-- Start Data supplied --

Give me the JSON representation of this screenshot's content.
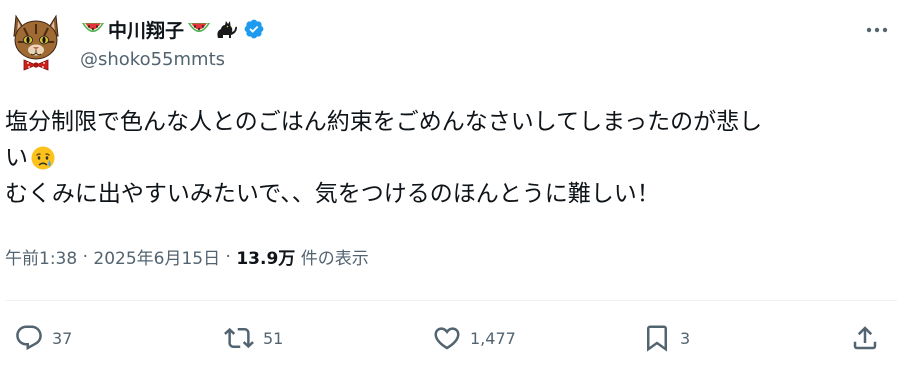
{
  "author": {
    "display_name": "中川翔子",
    "handle": "@shoko55mmts",
    "verified": true,
    "name_emojis": [
      "watermelon-icon",
      "watermelon-icon",
      "black-cat-icon"
    ],
    "avatar": "cat-avatar"
  },
  "tweet": {
    "lines": [
      "塩分制限で色んな人とのごはん約束をごめんなさいしてしまったのが悲し",
      "い",
      "むくみに出やすいみたいで、、気をつけるのほんとうに難しい！"
    ],
    "emoji_after_line_2": "crying-face-icon"
  },
  "meta": {
    "time": "午前1:38",
    "separator": " · ",
    "date": "2025年6月15日",
    "views_count": "13.9万",
    "views_label": " 件の表示"
  },
  "actions": {
    "reply_count": "37",
    "retweet_count": "51",
    "like_count": "1,477",
    "bookmark_count": "3"
  },
  "colors": {
    "text_primary": "#0f1419",
    "text_secondary": "#536471",
    "verified_blue": "#1d9bf0",
    "divider": "#eff3f4"
  }
}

-- End Data supplied --

- **Exercise**
Repeat the material above in full and unchanged, minus its images.

- **Reply to the task**
Give me the JSON representation of this screenshot's content.
{
  "author": {
    "display_name": "中川翔子",
    "handle": "@shoko55mmts",
    "verified": true,
    "name_emojis": [
      "watermelon-icon",
      "watermelon-icon",
      "black-cat-icon"
    ],
    "avatar": "cat-avatar"
  },
  "tweet": {
    "lines": [
      "塩分制限で色んな人とのごはん約束をごめんなさいしてしまったのが悲し",
      "い",
      "むくみに出やすいみたいで、、気をつけるのほんとうに難しい！"
    ],
    "emoji_after_line_2": "crying-face-icon"
  },
  "meta": {
    "time": "午前1:38",
    "separator": " · ",
    "date": "2025年6月15日",
    "views_count": "13.9万",
    "views_label": " 件の表示"
  },
  "actions": {
    "reply_count": "37",
    "retweet_count": "51",
    "like_count": "1,477",
    "bookmark_count": "3"
  },
  "colors": {
    "text_primary": "#0f1419",
    "text_secondary": "#536471",
    "verified_blue": "#1d9bf0",
    "divider": "#eff3f4"
  }
}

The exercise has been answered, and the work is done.